**EXERCISE REQUIREMENTS:** Copy all the material that follows, keeping every character the same.

## begin ENTRIES PROVIDED

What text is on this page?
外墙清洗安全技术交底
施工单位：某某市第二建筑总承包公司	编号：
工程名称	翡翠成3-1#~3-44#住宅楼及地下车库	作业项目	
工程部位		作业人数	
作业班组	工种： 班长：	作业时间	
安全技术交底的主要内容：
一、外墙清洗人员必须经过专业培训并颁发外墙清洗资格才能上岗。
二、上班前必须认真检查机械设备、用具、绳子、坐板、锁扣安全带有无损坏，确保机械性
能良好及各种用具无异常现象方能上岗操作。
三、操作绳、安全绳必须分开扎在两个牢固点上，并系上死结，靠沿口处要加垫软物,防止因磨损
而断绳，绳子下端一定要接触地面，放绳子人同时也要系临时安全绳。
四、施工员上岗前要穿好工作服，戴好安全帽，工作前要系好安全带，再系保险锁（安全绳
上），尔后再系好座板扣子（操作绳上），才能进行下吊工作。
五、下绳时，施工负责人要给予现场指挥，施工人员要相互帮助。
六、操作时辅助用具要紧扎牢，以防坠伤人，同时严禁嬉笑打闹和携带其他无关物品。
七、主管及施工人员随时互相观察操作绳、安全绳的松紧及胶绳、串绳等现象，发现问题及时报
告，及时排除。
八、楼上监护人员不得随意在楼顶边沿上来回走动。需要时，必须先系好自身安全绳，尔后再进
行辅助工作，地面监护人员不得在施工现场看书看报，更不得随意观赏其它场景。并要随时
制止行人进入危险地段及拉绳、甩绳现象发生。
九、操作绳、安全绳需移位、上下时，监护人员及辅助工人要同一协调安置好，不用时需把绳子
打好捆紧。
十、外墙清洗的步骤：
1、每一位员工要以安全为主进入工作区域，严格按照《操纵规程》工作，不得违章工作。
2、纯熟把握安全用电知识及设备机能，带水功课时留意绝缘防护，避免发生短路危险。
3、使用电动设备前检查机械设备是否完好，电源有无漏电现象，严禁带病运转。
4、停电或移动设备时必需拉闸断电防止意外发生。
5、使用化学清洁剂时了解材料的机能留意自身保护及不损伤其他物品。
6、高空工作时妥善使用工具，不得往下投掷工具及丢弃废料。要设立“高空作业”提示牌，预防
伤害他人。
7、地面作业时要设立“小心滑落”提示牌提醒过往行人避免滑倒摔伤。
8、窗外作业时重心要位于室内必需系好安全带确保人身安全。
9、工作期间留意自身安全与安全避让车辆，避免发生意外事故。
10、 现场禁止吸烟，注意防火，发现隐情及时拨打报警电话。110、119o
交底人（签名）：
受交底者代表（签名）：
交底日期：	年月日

## end ENTRIES PROVIDED

**PROBLEM SOLUTION:**
What text is on this page?
外墙清洗安全技术交底
施工单位：某某市第二建筑总承包公司	编号：
工程名称	翡翠成3-1#~3-44#住宅楼及地下车库	作业项目	
工程部位		作业人数	
作业班组	工种： 班长：	作业时间	
安全技术交底的主要内容：
一、外墙清洗人员必须经过专业培训并颁发外墙清洗资格才能上岗。
二、上班前必须认真检查机械设备、用具、绳子、坐板、锁扣安全带有无损坏，确保机械性
能良好及各种用具无异常现象方能上岗操作。
三、操作绳、安全绳必须分开扎在两个牢固点上，并系上死结，靠沿口处要加垫软物,防止因磨损
而断绳，绳子下端一定要接触地面，放绳子人同时也要系临时安全绳。
四、施工员上岗前要穿好工作服，戴好安全帽，工作前要系好安全带，再系保险锁（安全绳
上），尔后再系好座板扣子（操作绳上），才能进行下吊工作。
五、下绳时，施工负责人要给予现场指挥，施工人员要相互帮助。
六、操作时辅助用具要紧扎牢，以防坠伤人，同时严禁嬉笑打闹和携带其他无关物品。
七、主管及施工人员随时互相观察操作绳、安全绳的松紧及胶绳、串绳等现象，发现问题及时报
告，及时排除。
八、楼上监护人员不得随意在楼顶边沿上来回走动。需要时，必须先系好自身安全绳，尔后再进
行辅助工作，地面监护人员不得在施工现场看书看报，更不得随意观赏其它场景。并要随时
制止行人进入危险地段及拉绳、甩绳现象发生。
九、操作绳、安全绳需移位、上下时，监护人员及辅助工人要同一协调安置好，不用时需把绳子
打好捆紧。
十、外墙清洗的步骤：
1、每一位员工要以安全为主进入工作区域，严格按照《操纵规程》工作，不得违章工作。
2、纯熟把握安全用电知识及设备机能，带水功课时留意绝缘防护，避免发生短路危险。
3、使用电动设备前检查机械设备是否完好，电源有无漏电现象，严禁带病运转。
4、停电或移动设备时必需拉闸断电防止意外发生。
5、使用化学清洁剂时了解材料的机能留意自身保护及不损伤其他物品。
6、高空工作时妥善使用工具，不得往下投掷工具及丢弃废料。要设立“高空作业”提示牌，预防
伤害他人。
7、地面作业时要设立“小心滑落”提示牌提醒过往行人避免滑倒摔伤。
8、窗外作业时重心要位于室内必需系好安全带确保人身安全。
9、工作期间留意自身安全与安全避让车辆，避免发生意外事故。
10、 现场禁止吸烟，注意防火，发现隐情及时拨打报警电话。110、119o
交底人（签名）：
受交底者代表（签名）：
交底日期：	年月日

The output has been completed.